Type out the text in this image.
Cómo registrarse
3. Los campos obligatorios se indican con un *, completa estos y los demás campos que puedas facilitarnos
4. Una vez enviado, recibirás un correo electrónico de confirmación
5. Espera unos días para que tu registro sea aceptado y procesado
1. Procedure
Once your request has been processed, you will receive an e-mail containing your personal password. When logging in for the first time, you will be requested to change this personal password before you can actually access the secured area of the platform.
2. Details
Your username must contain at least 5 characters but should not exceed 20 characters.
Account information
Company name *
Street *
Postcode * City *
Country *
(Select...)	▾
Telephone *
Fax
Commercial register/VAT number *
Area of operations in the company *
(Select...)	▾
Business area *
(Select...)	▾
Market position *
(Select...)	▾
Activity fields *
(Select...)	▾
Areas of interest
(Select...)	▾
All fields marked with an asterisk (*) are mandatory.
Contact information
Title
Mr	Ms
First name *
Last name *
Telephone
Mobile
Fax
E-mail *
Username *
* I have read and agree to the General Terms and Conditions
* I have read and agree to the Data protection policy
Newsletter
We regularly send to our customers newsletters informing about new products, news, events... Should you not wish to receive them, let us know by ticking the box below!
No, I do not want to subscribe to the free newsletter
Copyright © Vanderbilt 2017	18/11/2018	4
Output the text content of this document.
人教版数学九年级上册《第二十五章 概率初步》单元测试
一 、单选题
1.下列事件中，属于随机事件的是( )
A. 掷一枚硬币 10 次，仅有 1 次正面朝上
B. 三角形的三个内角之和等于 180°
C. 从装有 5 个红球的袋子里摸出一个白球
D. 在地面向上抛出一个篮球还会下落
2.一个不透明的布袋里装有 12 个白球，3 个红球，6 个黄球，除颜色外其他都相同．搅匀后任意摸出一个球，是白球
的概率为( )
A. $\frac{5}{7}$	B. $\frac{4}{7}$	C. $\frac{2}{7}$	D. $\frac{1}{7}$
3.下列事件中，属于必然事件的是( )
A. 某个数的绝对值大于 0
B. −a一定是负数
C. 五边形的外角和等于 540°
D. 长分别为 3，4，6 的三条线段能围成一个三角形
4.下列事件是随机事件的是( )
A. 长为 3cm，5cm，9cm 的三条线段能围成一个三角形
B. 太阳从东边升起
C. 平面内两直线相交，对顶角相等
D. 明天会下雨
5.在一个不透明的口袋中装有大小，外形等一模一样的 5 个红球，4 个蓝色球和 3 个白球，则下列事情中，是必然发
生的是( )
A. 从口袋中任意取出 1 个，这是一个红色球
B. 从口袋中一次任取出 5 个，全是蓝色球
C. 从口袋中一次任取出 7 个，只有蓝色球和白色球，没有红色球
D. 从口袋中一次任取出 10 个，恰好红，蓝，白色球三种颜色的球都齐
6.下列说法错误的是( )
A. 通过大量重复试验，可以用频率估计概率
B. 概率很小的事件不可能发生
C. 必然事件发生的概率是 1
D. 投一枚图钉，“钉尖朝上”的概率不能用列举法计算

------

Repeat the records above exactly as they appear.

Written answer:
Type out the text in this image.
Cómo registrarse
3. Los campos obligatorios se indican con un *, completa estos y los demás campos que puedas facilitarnos
4. Una vez enviado, recibirás un correo electrónico de confirmación
5. Espera unos días para que tu registro sea aceptado y procesado
1. Procedure
Once your request has been processed, you will receive an e-mail containing your personal password. When logging in for the first time, you will be requested to change this personal password before you can actually access the secured area of the platform.
2. Details
Your username must contain at least 5 characters but should not exceed 20 characters.
Account information
Company name *
Street *
Postcode * City *
Country *
(Select...)	▾
Telephone *
Fax
Commercial register/VAT number *
Area of operations in the company *
(Select...)	▾
Business area *
(Select...)	▾
Market position *
(Select...)	▾
Activity fields *
(Select...)	▾
Areas of interest
(Select...)	▾
All fields marked with an asterisk (*) are mandatory.
Contact information
Title
Mr	Ms
First name *
Last name *
Telephone
Mobile
Fax
E-mail *
Username *
* I have read and agree to the General Terms and Conditions
* I have read and agree to the Data protection policy
Newsletter
We regularly send to our customers newsletters informing about new products, news, events... Should you not wish to receive them, let us know by ticking the box below!
No, I do not want to subscribe to the free newsletter
Copyright © Vanderbilt 2017	18/11/2018	4
Output the text content of this document.
人教版数学九年级上册《第二十五章 概率初步》单元测试
一 、单选题
1.下列事件中，属于随机事件的是( )
A. 掷一枚硬币 10 次，仅有 1 次正面朝上
B. 三角形的三个内角之和等于 180°
C. 从装有 5 个红球的袋子里摸出一个白球
D. 在地面向上抛出一个篮球还会下落
2.一个不透明的布袋里装有 12 个白球，3 个红球，6 个黄球，除颜色外其他都相同．搅匀后任意摸出一个球，是白球
的概率为( )
A. $\frac{5}{7}$	B. $\frac{4}{7}$	C. $\frac{2}{7}$	D. $\frac{1}{7}$
3.下列事件中，属于必然事件的是( )
A. 某个数的绝对值大于 0
B. −a一定是负数
C. 五边形的外角和等于 540°
D. 长分别为 3，4，6 的三条线段能围成一个三角形
4.下列事件是随机事件的是( )
A. 长为 3cm，5cm，9cm 的三条线段能围成一个三角形
B. 太阳从东边升起
C. 平面内两直线相交，对顶角相等
D. 明天会下雨
5.在一个不透明的口袋中装有大小，外形等一模一样的 5 个红球，4 个蓝色球和 3 个白球，则下列事情中，是必然发
生的是( )
A. 从口袋中任意取出 1 个，这是一个红色球
B. 从口袋中一次任取出 5 个，全是蓝色球
C. 从口袋中一次任取出 7 个，只有蓝色球和白色球，没有红色球
D. 从口袋中一次任取出 10 个，恰好红，蓝，白色球三种颜色的球都齐
6.下列说法错误的是( )
A. 通过大量重复试验，可以用频率估计概率
B. 概率很小的事件不可能发生
C. 必然事件发生的概率是 1
D. 投一枚图钉，“钉尖朝上”的概率不能用列举法计算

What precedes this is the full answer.